WRITTEN PROBLEM: Transcribe the material exactly. Images do not belong in the copy.

ENTRIES:
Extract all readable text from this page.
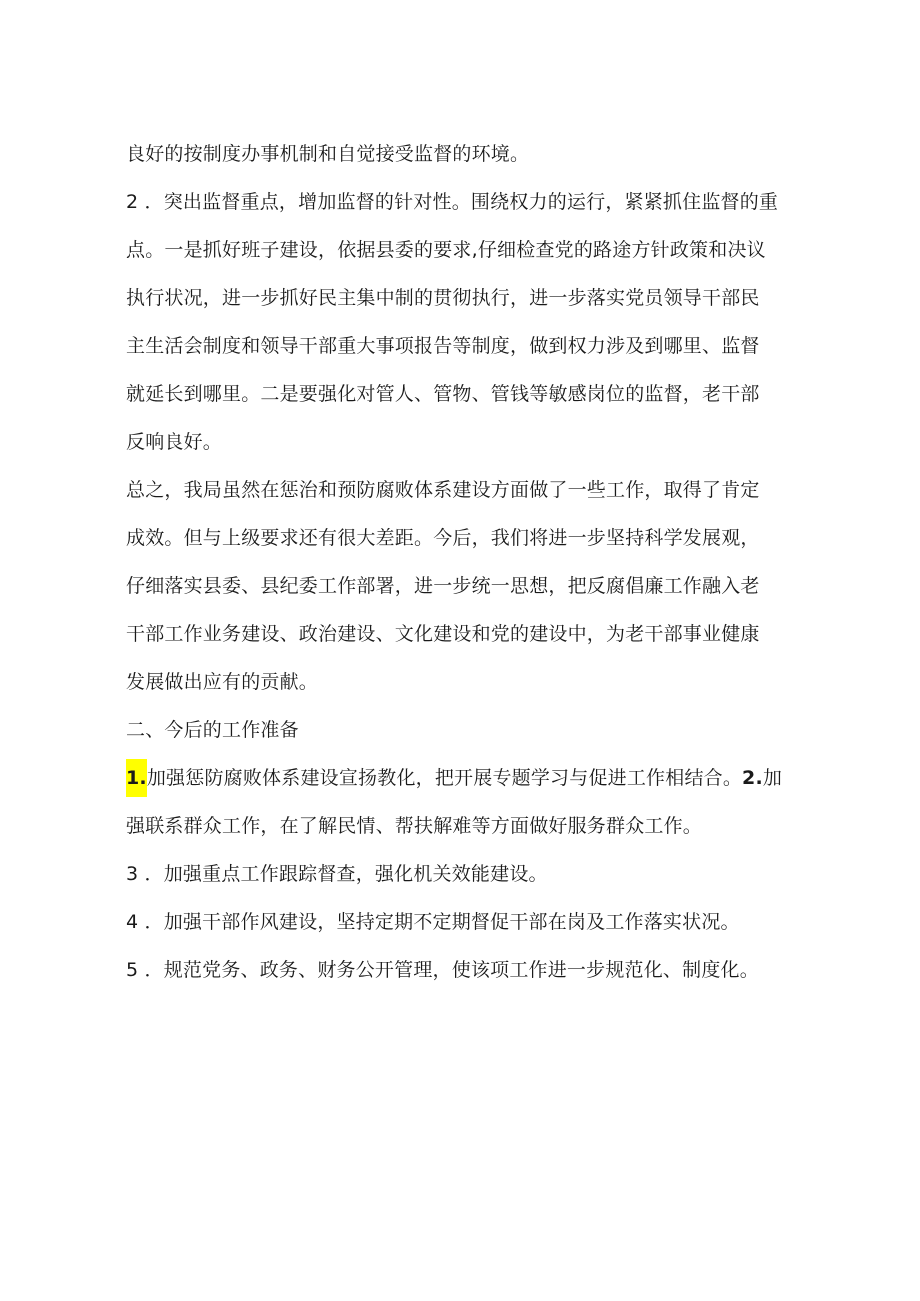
良好的按制度办事机制和自觉接受监督的环境。
2 ．突出监督重点，增加监督的针对性。围绕权力的运行，紧紧抓住监督的重
点。一是抓好班子建设，依据县委的要求,仔细检查党的路途方针政策和决议
执行状况，进一步抓好民主集中制的贯彻执行，进一步落实党员领导干部民
主生活会制度和领导干部重大事项报告等制度，做到权力涉及到哪里、监督
就延长到哪里。二是要强化对管人、管物、管钱等敏感岗位的监督，老干部
反响良好。
总之，我局虽然在惩治和预防腐败体系建设方面做了一些工作，取得了肯定
成效。但与上级要求还有很大差距。今后，我们将进一步坚持科学发展观，
仔细落实县委、县纪委工作部署，进一步统一思想，把反腐倡廉工作融入老
干部工作业务建设、政治建设、文化建设和党的建设中，为老干部事业健康
发展做出应有的贡献。
二、今后的工作准备
1.加强惩防腐败体系建设宣扬教化，把开展专题学习与促进工作相结合。2.加
强联系群众工作，在了解民情、帮扶解难等方面做好服务群众工作。
3 ．加强重点工作跟踪督查，强化机关效能建设。
4 ．加强干部作风建设，坚持定期不定期督促干部在岗及工作落实状况。
5 ．规范党务、政务、财务公开管理，使该项工作进一步规范化、制度化。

THE RESULT:
Extract all readable text from this page.
良好的按制度办事机制和自觉接受监督的环境。
2 ．突出监督重点，增加监督的针对性。围绕权力的运行，紧紧抓住监督的重
点。一是抓好班子建设，依据县委的要求,仔细检查党的路途方针政策和决议
执行状况，进一步抓好民主集中制的贯彻执行，进一步落实党员领导干部民
主生活会制度和领导干部重大事项报告等制度，做到权力涉及到哪里、监督
就延长到哪里。二是要强化对管人、管物、管钱等敏感岗位的监督，老干部
反响良好。
总之，我局虽然在惩治和预防腐败体系建设方面做了一些工作，取得了肯定
成效。但与上级要求还有很大差距。今后，我们将进一步坚持科学发展观，
仔细落实县委、县纪委工作部署，进一步统一思想，把反腐倡廉工作融入老
干部工作业务建设、政治建设、文化建设和党的建设中，为老干部事业健康
发展做出应有的贡献。
二、今后的工作准备
1.加强惩防腐败体系建设宣扬教化，把开展专题学习与促进工作相结合。2.加
强联系群众工作，在了解民情、帮扶解难等方面做好服务群众工作。
3 ．加强重点工作跟踪督查，强化机关效能建设。
4 ．加强干部作风建设，坚持定期不定期督促干部在岗及工作落实状况。
5 ．规范党务、政务、财务公开管理，使该项工作进一步规范化、制度化。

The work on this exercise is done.